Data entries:
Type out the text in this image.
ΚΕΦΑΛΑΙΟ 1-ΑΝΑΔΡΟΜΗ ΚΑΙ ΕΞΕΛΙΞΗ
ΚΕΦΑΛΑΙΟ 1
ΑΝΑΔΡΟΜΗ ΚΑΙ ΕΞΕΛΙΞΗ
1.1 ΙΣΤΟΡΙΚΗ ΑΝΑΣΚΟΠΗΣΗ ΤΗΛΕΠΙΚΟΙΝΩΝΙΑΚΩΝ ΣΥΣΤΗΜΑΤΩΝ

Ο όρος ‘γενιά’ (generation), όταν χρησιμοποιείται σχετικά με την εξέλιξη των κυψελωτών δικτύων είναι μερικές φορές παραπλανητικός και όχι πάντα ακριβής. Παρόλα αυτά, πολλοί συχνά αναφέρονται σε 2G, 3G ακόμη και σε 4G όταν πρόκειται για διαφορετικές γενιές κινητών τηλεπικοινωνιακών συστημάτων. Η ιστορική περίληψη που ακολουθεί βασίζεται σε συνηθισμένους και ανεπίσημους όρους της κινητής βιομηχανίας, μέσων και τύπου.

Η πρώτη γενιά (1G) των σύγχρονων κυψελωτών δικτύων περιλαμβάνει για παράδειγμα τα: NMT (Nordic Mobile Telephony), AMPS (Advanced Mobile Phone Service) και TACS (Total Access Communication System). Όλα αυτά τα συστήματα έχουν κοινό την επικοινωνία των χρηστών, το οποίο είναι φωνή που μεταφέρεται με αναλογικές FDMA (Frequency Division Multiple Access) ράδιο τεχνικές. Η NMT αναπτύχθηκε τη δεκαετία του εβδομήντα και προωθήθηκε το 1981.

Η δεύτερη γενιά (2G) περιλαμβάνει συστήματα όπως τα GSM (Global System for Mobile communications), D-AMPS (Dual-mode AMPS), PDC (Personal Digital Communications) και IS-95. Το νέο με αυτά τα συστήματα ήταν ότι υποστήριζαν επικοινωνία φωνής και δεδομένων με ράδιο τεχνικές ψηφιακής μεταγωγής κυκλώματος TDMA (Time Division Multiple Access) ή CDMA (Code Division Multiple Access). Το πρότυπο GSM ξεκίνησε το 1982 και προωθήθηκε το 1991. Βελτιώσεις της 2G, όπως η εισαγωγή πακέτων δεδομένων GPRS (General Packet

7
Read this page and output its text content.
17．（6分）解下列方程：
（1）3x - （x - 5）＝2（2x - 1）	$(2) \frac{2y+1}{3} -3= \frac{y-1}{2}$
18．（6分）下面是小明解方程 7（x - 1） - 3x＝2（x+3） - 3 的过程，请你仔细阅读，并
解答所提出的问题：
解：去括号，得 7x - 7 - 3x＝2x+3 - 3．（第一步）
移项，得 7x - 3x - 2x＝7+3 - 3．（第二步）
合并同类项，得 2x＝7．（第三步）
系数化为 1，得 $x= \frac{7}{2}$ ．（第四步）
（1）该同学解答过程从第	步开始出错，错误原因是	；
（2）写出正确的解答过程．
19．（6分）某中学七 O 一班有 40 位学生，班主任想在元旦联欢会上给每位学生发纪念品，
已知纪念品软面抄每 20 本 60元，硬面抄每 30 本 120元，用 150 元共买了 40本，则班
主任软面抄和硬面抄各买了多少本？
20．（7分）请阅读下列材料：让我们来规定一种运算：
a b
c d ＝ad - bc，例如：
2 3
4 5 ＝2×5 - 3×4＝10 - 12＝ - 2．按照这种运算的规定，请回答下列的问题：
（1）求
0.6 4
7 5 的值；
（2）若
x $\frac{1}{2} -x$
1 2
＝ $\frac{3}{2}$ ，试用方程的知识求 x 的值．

*Short task*.
Extract each line from the entries above that contains the string "επικοινωνία".

*Response to this task*.
Η πρώτη γενιά (1G) των σύγχρονων κυψελωτών δικτύων περιλαμβάνει για παράδειγμα τα: NMT (Nordic Mobile Telephony), AMPS (Advanced Mobile Phone Service) και TACS (Total Access Communication System). Όλα αυτά τα συστήματα έχουν κοινό την επικοινωνία των χρηστών, το οποίο είναι φωνή που μεταφέρεται με αναλογικές FDMA (Frequency Division Multiple Access) ράδιο τεχνικές. Η NMT αναπτύχθηκε τη δεκαετία του εβδομήντα και προωθήθηκε το 1981.
Η δεύτερη γενιά (2G) περιλαμβάνει συστήματα όπως τα GSM (Global System for Mobile communications), D-AMPS (Dual-mode AMPS), PDC (Personal Digital Communications) και IS-95. Το νέο με αυτά τα συστήματα ήταν ότι υποστήριζαν επικοινωνία φωνής και δεδομένων με ράδιο τεχνικές ψηφιακής μεταγωγής κυκλώματος TDMA (Time Division Multiple Access) ή CDMA (Code Division Multiple Access). Το πρότυπο GSM ξεκίνησε το 1982 και προωθήθηκε το 1991. Βελτιώσεις της 2G, όπως η εισαγωγή πακέτων δεδομένων GPRS (General Packet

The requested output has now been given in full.